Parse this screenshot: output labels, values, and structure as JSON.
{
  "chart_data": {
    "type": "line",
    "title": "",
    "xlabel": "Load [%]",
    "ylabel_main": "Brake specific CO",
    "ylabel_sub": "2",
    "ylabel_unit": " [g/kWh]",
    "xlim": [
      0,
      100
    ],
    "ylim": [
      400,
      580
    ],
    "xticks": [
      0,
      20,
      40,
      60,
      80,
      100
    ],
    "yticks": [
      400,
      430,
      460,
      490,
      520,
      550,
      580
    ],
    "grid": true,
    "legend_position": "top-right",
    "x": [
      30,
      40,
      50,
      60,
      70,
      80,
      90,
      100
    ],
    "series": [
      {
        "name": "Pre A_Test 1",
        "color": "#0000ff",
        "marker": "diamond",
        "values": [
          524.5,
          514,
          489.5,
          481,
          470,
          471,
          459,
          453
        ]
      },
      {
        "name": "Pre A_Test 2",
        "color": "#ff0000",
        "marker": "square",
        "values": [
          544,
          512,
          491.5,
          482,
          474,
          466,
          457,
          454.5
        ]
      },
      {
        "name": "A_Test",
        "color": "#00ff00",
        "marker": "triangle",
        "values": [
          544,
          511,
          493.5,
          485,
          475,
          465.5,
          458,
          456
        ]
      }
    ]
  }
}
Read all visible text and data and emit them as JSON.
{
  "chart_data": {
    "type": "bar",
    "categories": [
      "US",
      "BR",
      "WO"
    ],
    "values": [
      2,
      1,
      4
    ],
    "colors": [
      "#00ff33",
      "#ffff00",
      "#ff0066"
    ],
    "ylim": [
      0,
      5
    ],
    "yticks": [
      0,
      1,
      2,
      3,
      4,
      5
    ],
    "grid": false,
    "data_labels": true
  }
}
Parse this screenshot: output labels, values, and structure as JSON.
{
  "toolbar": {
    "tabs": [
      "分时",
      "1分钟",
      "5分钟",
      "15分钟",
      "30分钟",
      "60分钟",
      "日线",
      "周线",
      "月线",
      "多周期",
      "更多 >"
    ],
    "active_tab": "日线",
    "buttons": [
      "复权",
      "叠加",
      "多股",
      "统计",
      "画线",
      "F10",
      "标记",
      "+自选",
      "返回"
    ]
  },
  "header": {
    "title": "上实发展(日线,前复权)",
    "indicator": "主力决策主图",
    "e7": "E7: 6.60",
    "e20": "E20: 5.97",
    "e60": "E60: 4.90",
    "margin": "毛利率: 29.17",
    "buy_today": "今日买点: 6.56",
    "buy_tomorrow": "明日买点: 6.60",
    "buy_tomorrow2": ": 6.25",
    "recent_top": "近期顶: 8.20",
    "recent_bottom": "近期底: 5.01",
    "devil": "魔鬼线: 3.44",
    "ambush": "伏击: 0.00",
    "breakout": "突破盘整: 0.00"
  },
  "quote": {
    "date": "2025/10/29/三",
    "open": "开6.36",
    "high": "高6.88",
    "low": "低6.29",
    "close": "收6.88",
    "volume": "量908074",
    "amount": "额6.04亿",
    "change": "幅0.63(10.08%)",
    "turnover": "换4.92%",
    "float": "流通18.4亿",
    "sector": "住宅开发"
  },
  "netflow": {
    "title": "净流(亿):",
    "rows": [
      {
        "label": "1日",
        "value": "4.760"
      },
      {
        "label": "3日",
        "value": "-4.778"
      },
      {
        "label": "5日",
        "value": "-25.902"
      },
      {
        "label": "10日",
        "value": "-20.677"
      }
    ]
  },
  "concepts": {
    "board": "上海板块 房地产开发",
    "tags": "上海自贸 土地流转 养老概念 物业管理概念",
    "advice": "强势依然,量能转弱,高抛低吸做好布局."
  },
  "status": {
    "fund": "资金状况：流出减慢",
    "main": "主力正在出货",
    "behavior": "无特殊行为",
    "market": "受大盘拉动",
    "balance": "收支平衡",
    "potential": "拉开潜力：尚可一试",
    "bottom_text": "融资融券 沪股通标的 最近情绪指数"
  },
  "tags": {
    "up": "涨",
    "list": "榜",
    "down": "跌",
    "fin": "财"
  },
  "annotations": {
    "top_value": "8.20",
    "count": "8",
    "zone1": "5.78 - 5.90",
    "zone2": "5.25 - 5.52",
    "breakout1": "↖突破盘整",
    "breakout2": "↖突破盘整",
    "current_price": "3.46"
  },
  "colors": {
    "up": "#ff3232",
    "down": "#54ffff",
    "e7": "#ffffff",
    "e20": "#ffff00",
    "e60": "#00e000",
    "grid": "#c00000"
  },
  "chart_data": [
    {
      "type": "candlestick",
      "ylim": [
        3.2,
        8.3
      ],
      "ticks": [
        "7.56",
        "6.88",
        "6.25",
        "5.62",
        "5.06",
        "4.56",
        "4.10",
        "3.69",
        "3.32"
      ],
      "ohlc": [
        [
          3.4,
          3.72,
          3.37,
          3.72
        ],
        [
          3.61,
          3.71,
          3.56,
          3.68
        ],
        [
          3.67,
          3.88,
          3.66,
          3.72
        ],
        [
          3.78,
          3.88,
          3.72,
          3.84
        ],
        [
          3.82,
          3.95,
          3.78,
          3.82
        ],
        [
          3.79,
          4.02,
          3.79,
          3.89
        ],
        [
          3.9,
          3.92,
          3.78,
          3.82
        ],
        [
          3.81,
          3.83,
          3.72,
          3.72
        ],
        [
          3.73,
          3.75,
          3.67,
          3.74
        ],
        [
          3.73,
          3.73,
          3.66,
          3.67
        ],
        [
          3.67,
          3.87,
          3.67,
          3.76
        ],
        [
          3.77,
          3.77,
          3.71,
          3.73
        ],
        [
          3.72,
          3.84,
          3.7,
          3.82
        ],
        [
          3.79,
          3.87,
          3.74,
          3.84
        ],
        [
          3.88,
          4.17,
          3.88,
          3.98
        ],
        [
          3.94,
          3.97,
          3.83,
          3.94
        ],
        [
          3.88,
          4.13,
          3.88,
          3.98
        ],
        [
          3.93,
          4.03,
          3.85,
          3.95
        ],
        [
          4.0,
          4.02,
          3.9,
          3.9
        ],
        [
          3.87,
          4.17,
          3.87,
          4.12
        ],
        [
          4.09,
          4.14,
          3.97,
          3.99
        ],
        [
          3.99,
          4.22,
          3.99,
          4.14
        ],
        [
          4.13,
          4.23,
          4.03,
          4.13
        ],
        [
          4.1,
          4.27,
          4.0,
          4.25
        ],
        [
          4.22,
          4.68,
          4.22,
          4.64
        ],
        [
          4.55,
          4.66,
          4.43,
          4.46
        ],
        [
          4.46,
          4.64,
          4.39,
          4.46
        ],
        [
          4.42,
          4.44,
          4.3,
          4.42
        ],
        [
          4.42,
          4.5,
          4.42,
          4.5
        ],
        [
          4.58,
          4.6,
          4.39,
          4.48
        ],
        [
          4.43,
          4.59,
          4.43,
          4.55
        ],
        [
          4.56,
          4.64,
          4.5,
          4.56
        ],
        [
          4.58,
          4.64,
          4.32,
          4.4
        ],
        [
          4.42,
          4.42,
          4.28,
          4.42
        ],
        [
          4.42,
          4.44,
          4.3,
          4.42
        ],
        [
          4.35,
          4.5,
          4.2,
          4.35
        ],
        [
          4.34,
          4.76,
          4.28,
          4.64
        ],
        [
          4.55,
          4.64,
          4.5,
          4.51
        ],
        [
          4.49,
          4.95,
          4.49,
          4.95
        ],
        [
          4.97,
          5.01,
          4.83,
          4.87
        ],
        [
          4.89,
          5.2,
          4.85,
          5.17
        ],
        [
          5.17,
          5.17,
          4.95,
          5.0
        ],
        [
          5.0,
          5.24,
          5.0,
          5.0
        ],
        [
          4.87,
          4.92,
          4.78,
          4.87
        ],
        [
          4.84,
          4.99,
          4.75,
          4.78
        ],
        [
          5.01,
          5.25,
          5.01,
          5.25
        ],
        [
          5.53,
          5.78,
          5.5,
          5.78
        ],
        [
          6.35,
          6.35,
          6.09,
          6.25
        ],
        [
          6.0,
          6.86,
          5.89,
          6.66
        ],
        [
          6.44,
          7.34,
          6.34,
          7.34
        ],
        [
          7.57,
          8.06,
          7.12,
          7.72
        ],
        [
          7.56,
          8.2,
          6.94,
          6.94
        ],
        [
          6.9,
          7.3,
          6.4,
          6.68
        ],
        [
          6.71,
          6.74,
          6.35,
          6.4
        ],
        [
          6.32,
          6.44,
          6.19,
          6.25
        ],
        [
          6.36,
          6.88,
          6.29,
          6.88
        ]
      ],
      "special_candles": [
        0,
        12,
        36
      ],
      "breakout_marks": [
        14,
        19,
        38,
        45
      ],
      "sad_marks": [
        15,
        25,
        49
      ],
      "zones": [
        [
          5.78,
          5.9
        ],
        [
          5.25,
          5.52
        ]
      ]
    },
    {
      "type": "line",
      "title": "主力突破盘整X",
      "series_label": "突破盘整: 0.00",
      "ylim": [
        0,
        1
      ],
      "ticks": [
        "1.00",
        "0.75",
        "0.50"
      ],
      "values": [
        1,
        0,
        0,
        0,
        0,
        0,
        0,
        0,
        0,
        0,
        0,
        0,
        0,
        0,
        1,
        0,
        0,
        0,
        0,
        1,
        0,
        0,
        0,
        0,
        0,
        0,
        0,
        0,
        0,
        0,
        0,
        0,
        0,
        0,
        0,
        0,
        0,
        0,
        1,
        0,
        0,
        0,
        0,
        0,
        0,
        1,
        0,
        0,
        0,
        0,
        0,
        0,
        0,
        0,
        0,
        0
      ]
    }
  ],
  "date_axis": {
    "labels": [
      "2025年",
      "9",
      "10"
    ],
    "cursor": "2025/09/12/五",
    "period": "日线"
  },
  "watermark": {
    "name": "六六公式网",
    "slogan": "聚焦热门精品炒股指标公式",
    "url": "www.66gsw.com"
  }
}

- _Exercise details_
Above are some records. Count the lines among them with the word "name", and answer with the number only.

- _Result below_
4